**Records for the task**
——————————

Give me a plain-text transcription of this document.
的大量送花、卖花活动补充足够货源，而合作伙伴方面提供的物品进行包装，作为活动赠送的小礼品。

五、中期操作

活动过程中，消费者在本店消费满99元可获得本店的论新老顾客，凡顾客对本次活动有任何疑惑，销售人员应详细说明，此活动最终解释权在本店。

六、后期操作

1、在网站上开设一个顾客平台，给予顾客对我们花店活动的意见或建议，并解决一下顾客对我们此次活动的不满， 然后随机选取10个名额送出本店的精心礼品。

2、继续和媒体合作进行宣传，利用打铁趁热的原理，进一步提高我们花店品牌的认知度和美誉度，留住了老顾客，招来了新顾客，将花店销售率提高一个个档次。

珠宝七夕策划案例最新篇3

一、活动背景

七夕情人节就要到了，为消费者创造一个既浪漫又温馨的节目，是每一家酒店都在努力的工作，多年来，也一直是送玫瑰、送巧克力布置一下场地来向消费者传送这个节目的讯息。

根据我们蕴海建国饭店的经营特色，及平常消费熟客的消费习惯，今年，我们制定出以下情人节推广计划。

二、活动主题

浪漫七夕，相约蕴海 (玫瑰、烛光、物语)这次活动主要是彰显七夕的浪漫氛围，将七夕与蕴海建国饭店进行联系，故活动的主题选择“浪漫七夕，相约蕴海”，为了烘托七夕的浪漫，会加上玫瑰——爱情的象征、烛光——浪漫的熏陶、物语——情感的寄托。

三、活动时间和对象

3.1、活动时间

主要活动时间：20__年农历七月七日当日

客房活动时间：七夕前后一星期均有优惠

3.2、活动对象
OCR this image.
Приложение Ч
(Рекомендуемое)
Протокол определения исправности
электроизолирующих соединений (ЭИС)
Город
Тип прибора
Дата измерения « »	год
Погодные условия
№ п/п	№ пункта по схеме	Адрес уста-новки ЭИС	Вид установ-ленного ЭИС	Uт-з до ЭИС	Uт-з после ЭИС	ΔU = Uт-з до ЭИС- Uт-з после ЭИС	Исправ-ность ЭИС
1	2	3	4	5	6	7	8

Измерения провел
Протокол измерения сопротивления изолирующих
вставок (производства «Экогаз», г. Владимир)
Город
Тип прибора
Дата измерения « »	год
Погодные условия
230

——————————

**Written task**
Please restate the data word for word, every record included.

**Result for this task**
Give me a plain-text transcription of this document.
的大量送花、卖花活动补充足够货源，而合作伙伴方面提供的物品进行包装，作为活动赠送的小礼品。

五、中期操作

活动过程中，消费者在本店消费满99元可获得本店的论新老顾客，凡顾客对本次活动有任何疑惑，销售人员应详细说明，此活动最终解释权在本店。

六、后期操作

1、在网站上开设一个顾客平台，给予顾客对我们花店活动的意见或建议，并解决一下顾客对我们此次活动的不满， 然后随机选取10个名额送出本店的精心礼品。

2、继续和媒体合作进行宣传，利用打铁趁热的原理，进一步提高我们花店品牌的认知度和美誉度，留住了老顾客，招来了新顾客，将花店销售率提高一个个档次。

珠宝七夕策划案例最新篇3

一、活动背景

七夕情人节就要到了，为消费者创造一个既浪漫又温馨的节目，是每一家酒店都在努力的工作，多年来，也一直是送玫瑰、送巧克力布置一下场地来向消费者传送这个节目的讯息。

根据我们蕴海建国饭店的经营特色，及平常消费熟客的消费习惯，今年，我们制定出以下情人节推广计划。

二、活动主题

浪漫七夕，相约蕴海 (玫瑰、烛光、物语)这次活动主要是彰显七夕的浪漫氛围，将七夕与蕴海建国饭店进行联系，故活动的主题选择“浪漫七夕，相约蕴海”，为了烘托七夕的浪漫，会加上玫瑰——爱情的象征、烛光——浪漫的熏陶、物语——情感的寄托。

三、活动时间和对象

3.1、活动时间

主要活动时间：20__年农历七月七日当日

客房活动时间：七夕前后一星期均有优惠

3.2、活动对象
OCR this image.
Приложение Ч
(Рекомендуемое)
Протокол определения исправности
электроизолирующих соединений (ЭИС)
Город
Тип прибора
Дата измерения « »	год
Погодные условия
№ п/п	№ пункта по схеме	Адрес уста-новки ЭИС	Вид установ-ленного ЭИС	Uт-з до ЭИС	Uт-з после ЭИС	ΔU = Uт-з до ЭИС- Uт-з после ЭИС	Исправ-ность ЭИС
1	2	3	4	5	6	7	8

Измерения провел
Протокол измерения сопротивления изолирующих
вставок (производства «Экогаз», г. Владимир)
Город
Тип прибора
Дата измерения « »	год
Погодные условия
230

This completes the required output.